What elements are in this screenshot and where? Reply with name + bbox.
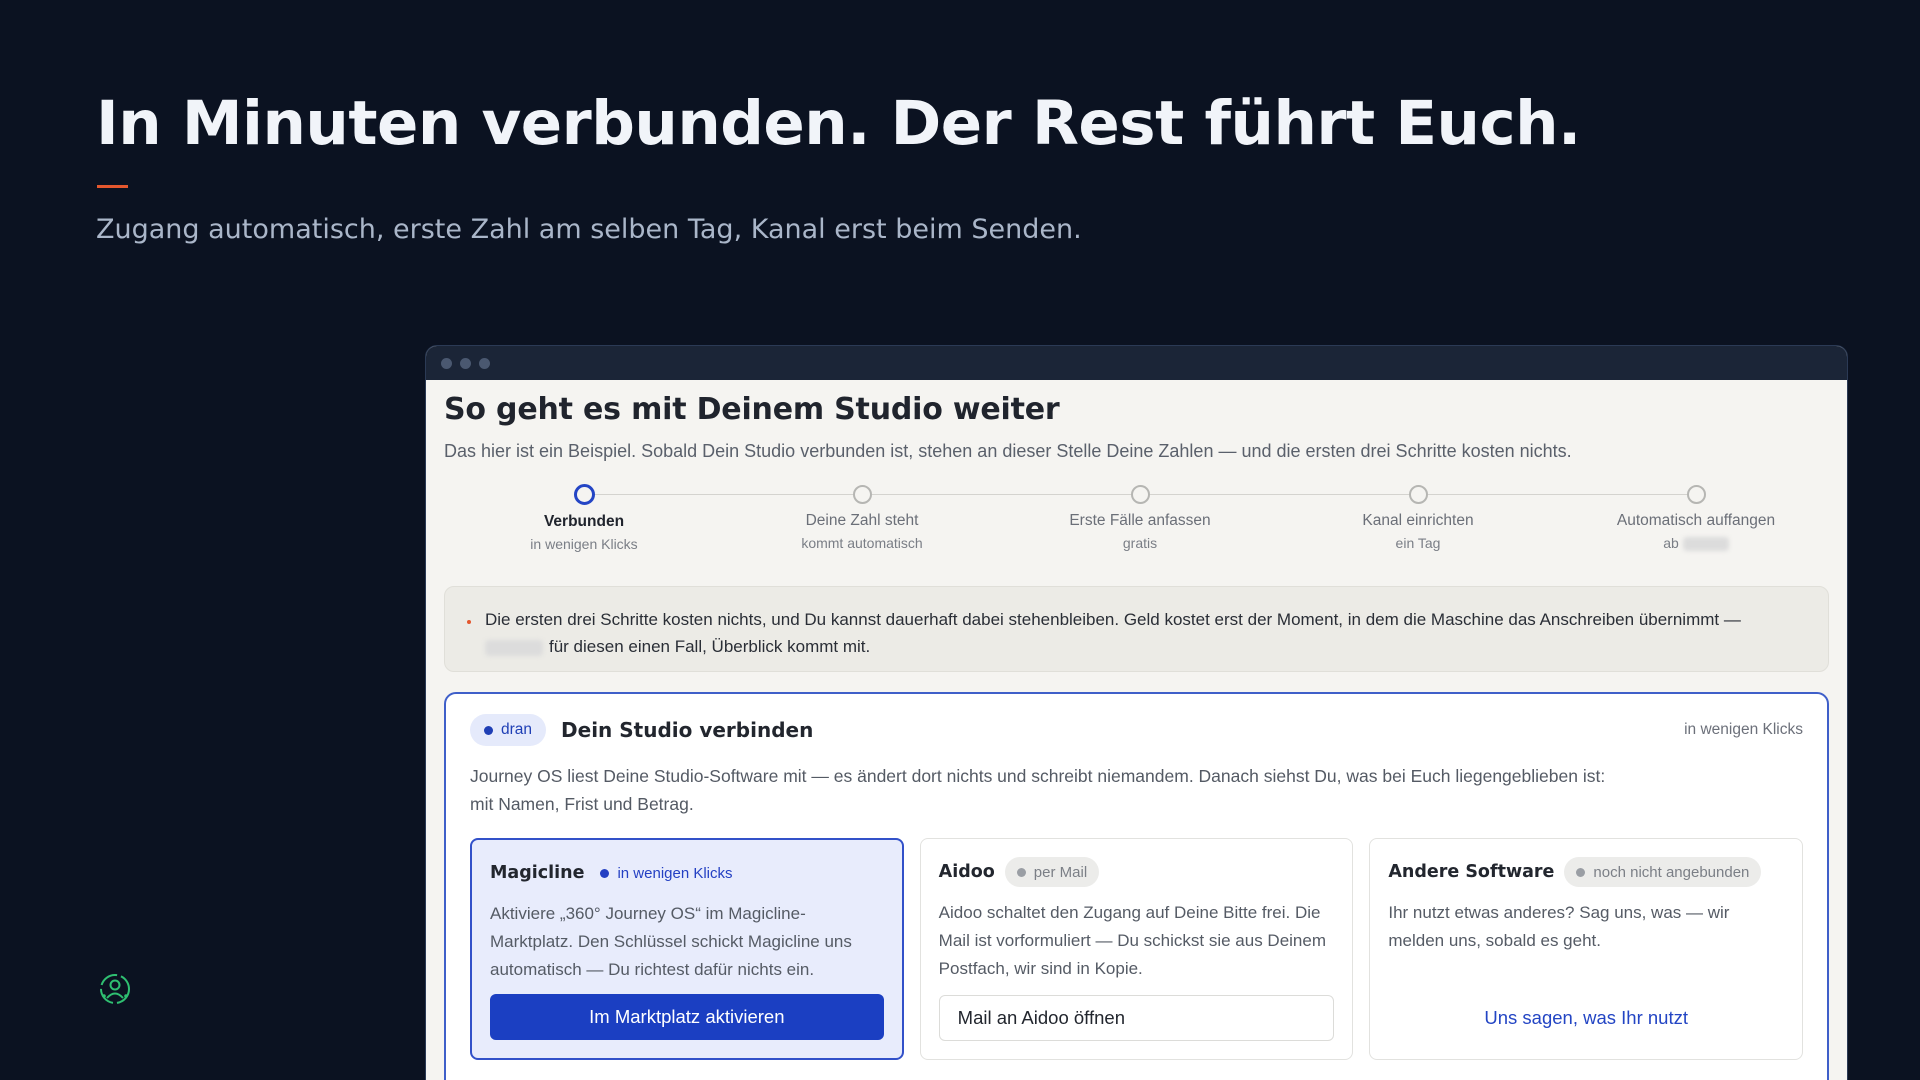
---
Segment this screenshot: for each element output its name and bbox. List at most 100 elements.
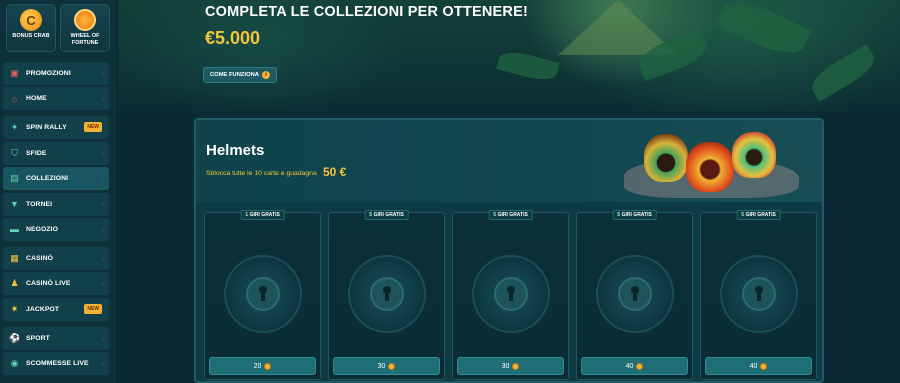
* * *
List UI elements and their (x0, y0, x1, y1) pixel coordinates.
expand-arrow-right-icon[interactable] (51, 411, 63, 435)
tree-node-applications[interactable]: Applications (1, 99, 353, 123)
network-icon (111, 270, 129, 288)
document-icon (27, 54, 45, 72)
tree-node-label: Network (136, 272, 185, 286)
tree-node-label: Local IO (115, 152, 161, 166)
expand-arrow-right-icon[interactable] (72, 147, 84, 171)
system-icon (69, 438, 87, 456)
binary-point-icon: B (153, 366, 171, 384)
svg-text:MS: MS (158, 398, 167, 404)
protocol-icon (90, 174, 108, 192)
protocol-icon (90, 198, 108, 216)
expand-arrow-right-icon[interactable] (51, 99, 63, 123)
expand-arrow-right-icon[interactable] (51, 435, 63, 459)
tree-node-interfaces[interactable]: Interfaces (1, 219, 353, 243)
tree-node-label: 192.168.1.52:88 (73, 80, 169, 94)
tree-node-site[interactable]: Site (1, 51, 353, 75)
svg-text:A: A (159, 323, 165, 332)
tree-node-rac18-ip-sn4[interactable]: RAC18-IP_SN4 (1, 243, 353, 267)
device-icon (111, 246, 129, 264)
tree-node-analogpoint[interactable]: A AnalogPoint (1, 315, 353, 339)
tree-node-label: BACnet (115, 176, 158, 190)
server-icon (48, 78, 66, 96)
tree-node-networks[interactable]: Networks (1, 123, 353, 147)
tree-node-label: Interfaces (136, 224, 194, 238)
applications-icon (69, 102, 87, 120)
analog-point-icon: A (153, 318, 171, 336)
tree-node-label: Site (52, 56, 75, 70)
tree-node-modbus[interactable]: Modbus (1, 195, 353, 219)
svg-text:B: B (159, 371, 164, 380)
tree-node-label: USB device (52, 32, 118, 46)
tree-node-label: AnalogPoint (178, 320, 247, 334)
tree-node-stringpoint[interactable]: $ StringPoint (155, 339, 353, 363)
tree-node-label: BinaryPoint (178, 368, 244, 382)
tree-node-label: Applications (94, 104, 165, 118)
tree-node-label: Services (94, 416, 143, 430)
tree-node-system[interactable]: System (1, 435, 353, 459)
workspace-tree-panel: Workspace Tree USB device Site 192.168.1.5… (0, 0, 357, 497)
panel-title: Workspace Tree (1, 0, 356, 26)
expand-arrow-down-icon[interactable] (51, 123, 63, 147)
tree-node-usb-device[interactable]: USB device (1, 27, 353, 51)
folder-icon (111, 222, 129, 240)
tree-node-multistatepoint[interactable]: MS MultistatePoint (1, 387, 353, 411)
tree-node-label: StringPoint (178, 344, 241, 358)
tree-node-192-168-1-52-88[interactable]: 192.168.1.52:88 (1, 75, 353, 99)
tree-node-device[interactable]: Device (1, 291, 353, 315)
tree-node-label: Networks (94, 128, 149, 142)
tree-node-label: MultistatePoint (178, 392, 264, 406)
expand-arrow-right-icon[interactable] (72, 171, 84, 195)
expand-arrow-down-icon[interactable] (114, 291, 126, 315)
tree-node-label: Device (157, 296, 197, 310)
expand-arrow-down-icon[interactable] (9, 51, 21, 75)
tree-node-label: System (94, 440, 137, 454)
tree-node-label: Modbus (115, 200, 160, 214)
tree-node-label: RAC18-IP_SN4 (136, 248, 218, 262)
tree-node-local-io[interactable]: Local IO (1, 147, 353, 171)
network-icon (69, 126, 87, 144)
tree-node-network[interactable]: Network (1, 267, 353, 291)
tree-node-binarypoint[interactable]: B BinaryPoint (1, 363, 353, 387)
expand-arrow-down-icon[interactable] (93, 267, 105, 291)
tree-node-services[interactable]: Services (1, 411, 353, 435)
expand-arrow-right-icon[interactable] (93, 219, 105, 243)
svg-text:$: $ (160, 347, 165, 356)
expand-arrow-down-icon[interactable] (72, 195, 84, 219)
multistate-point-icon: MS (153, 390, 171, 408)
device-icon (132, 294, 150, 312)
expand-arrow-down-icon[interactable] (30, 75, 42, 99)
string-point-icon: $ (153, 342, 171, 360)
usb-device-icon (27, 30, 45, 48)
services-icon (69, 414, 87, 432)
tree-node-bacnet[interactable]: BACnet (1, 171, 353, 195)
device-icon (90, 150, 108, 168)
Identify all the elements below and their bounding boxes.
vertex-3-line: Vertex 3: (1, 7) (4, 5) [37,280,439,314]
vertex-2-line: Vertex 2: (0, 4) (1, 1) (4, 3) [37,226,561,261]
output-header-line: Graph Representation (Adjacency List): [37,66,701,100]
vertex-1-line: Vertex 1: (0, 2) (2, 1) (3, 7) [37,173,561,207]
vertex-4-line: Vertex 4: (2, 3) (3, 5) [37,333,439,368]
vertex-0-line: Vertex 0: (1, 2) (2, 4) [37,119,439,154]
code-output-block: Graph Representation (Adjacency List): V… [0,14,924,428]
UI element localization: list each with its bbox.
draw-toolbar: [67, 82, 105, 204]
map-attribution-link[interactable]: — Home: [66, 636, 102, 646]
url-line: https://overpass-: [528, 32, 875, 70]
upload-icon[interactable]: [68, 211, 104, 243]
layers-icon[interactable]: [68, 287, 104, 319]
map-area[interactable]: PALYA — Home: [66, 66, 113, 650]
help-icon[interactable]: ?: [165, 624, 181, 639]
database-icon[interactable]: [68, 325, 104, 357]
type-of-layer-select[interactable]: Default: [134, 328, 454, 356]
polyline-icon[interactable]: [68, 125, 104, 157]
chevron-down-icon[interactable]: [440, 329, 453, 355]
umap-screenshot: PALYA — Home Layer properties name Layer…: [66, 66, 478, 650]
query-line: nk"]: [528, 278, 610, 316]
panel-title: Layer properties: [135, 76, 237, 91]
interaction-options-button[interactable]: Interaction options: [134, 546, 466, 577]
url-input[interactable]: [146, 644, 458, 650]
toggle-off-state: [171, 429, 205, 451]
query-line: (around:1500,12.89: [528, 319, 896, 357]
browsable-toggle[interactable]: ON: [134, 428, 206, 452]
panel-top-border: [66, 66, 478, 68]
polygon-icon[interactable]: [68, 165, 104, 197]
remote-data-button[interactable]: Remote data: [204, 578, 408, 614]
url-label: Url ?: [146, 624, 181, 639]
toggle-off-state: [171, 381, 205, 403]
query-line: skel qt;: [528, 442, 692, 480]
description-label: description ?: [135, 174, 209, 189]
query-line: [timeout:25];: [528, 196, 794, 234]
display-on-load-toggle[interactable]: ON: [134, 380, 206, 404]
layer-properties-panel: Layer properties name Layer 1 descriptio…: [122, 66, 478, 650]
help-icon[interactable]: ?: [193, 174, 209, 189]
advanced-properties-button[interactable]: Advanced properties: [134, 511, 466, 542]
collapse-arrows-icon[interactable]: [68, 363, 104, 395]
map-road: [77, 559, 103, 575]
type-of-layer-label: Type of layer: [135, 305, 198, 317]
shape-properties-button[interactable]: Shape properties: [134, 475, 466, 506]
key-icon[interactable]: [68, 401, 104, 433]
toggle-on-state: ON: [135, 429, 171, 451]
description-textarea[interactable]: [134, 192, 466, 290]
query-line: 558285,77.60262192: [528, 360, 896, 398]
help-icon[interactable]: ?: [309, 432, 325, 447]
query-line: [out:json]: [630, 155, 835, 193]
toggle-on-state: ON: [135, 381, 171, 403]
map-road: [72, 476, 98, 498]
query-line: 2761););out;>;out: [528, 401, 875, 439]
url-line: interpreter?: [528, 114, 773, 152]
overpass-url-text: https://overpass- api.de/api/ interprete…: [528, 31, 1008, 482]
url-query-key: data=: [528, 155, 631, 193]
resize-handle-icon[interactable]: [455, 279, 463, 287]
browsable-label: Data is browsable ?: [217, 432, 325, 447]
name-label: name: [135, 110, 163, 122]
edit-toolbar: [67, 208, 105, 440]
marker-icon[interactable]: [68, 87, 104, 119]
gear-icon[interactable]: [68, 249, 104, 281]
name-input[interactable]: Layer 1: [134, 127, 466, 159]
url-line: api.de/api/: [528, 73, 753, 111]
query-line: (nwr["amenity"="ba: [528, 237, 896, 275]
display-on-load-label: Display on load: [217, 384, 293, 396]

» **INSTRUCTION**: Recast the data from the line containing "UI element localization: list" up to and including the line containing "help-icon[interactable]: ?: [165, 624, 181, 639]" as a Markdown table. Use two columns, No. for the row number and Text for the line, and skip any blank lines.

» **ANSWER TO THIS TASK**:
| No. | Text |
|---|---|
| 1 | UI element localization: list each with its bbox. |
| 2 | draw-toolbar: [67, 82, 105, 204] |
| 3 | map-attribution-link[interactable]: — Home: [66, 636, 102, 646] |
| 4 | url-line: https://overpass-: [528, 32, 875, 70] |
| 5 | upload-icon[interactable]: [68, 211, 104, 243] |
| 6 | layers-icon[interactable]: [68, 287, 104, 319] |
| 7 | map-area[interactable]: PALYA — Home: [66, 66, 113, 650] |
| 8 | help-icon[interactable]: ?: [165, 624, 181, 639] |